What you have to do:
Retype exactly the lines that run from the line with "Serialize everything readable" to the final line of the entries, keeping both ends and nothing else.

Input:
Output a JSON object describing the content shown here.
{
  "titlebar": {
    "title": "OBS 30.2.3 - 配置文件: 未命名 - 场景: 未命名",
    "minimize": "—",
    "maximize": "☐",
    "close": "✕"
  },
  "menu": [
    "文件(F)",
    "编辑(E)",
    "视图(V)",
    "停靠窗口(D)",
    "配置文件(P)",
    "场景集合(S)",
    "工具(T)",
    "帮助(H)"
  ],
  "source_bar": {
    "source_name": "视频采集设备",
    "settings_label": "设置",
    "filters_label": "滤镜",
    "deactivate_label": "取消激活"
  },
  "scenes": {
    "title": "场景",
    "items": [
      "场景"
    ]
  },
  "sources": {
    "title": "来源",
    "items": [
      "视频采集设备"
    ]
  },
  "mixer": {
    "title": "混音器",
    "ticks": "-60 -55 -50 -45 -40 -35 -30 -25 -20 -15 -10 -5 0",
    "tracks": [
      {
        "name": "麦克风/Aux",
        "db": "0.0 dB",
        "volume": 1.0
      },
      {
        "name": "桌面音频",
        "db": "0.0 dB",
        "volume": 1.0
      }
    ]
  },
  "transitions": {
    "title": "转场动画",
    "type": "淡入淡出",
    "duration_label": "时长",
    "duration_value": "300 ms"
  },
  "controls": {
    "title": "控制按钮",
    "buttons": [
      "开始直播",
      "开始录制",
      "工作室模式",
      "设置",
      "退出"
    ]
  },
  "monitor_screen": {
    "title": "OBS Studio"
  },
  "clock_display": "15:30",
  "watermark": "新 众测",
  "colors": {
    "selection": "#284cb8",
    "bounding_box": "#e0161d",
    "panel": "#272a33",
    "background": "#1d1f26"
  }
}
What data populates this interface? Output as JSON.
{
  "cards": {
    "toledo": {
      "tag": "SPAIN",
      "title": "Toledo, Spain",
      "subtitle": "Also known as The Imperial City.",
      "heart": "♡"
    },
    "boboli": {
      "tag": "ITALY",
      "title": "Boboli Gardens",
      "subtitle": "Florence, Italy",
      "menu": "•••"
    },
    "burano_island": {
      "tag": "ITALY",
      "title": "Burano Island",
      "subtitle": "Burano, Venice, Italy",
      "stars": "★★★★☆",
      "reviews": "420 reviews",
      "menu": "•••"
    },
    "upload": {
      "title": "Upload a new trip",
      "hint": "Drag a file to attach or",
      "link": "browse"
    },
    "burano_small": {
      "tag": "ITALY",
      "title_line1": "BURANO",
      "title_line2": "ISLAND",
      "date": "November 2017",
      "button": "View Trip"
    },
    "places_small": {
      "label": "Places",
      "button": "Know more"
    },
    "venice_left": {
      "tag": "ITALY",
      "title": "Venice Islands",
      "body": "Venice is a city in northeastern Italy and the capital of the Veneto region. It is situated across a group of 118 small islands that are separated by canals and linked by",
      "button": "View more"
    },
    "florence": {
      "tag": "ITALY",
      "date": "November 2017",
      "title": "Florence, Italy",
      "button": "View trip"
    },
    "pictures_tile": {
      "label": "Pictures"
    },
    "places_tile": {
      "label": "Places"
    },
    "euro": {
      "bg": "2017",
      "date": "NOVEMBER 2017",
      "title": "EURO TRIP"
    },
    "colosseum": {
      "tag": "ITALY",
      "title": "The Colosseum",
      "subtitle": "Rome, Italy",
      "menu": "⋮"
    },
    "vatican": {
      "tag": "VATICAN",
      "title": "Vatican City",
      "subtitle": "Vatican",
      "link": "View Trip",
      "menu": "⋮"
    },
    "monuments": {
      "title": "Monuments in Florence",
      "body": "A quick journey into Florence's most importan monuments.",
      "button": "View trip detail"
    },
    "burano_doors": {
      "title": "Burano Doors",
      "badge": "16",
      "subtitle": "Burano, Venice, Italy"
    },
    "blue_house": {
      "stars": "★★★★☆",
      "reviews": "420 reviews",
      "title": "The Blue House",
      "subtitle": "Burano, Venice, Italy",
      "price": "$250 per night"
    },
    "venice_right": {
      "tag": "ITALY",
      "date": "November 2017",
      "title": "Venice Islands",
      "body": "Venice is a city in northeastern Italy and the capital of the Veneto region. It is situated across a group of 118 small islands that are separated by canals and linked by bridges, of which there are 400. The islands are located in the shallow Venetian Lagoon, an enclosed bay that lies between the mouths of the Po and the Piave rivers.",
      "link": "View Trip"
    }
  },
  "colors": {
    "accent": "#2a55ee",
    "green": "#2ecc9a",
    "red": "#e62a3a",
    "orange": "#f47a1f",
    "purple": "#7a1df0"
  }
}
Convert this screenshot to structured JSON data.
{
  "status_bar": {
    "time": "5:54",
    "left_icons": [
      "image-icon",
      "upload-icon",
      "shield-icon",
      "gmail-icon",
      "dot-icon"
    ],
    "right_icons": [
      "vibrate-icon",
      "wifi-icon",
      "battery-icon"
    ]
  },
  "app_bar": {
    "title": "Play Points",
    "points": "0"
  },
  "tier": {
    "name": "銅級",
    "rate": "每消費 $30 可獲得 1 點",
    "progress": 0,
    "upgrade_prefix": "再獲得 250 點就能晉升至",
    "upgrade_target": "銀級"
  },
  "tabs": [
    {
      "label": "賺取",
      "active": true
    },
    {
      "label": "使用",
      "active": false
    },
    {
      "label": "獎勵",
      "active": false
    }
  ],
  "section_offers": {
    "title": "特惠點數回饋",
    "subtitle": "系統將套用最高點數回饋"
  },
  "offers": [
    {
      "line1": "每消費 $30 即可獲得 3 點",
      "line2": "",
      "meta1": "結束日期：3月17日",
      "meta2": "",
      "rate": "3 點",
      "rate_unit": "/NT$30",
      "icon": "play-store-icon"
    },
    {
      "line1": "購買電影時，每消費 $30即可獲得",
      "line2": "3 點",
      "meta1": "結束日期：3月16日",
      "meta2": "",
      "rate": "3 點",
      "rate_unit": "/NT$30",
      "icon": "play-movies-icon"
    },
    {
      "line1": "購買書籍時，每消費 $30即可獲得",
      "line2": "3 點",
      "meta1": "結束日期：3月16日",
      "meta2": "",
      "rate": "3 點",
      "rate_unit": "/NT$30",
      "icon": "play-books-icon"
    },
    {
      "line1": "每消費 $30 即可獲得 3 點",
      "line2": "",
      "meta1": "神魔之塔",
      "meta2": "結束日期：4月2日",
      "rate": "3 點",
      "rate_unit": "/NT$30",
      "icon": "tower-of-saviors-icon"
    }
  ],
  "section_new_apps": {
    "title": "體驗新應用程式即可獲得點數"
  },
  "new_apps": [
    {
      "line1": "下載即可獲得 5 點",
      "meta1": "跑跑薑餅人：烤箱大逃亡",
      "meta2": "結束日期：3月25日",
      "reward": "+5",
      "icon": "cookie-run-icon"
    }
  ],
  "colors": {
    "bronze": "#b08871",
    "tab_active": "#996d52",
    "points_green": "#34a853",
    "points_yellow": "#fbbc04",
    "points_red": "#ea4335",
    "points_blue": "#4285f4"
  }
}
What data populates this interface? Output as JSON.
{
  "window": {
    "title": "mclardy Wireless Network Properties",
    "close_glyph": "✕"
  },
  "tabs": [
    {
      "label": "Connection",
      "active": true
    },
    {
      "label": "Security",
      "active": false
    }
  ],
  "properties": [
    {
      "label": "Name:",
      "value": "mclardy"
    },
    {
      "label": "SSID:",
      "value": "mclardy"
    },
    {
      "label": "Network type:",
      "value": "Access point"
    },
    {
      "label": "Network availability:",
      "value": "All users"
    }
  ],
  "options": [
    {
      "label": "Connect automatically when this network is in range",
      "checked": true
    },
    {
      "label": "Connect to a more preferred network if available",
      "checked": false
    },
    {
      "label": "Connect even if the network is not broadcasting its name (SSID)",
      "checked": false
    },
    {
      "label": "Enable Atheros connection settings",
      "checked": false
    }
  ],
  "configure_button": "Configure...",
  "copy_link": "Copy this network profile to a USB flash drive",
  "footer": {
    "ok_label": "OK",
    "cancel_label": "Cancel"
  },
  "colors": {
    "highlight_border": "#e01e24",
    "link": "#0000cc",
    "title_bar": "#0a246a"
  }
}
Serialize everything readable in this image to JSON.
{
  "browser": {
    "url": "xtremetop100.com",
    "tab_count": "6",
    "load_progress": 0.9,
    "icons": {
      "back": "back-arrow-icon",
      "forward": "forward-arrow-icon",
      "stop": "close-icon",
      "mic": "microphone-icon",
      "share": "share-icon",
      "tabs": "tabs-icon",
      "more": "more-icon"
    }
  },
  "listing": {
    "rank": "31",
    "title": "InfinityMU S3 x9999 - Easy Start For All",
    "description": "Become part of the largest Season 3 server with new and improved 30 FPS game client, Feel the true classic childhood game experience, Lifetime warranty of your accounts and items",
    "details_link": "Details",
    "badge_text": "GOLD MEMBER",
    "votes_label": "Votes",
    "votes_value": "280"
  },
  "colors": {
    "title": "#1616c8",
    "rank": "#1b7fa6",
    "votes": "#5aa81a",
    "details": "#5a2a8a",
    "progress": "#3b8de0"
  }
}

Solution to this problem:
Serialize everything readable in this image to JSON.
{
  "browser": {
    "url": "xtremetop100.com",
    "tab_count": "6",
    "load_progress": 0.9,
    "icons": {
      "back": "back-arrow-icon",
      "forward": "forward-arrow-icon",
      "stop": "close-icon",
      "mic": "microphone-icon",
      "share": "share-icon",
      "tabs": "tabs-icon",
      "more": "more-icon"
    }
  },
  "listing": {
    "rank": "31",
    "title": "InfinityMU S3 x9999 - Easy Start For All",
    "description": "Become part of the largest Season 3 server with new and improved 30 FPS game client, Feel the true classic childhood game experience, Lifetime warranty of your accounts and items",
    "details_link": "Details",
    "badge_text": "GOLD MEMBER",
    "votes_label": "Votes",
    "votes_value": "280"
  },
  "colors": {
    "title": "#1616c8",
    "rank": "#1b7fa6",
    "votes": "#5aa81a",
    "details": "#5a2a8a",
    "progress": "#3b8de0"
  }
}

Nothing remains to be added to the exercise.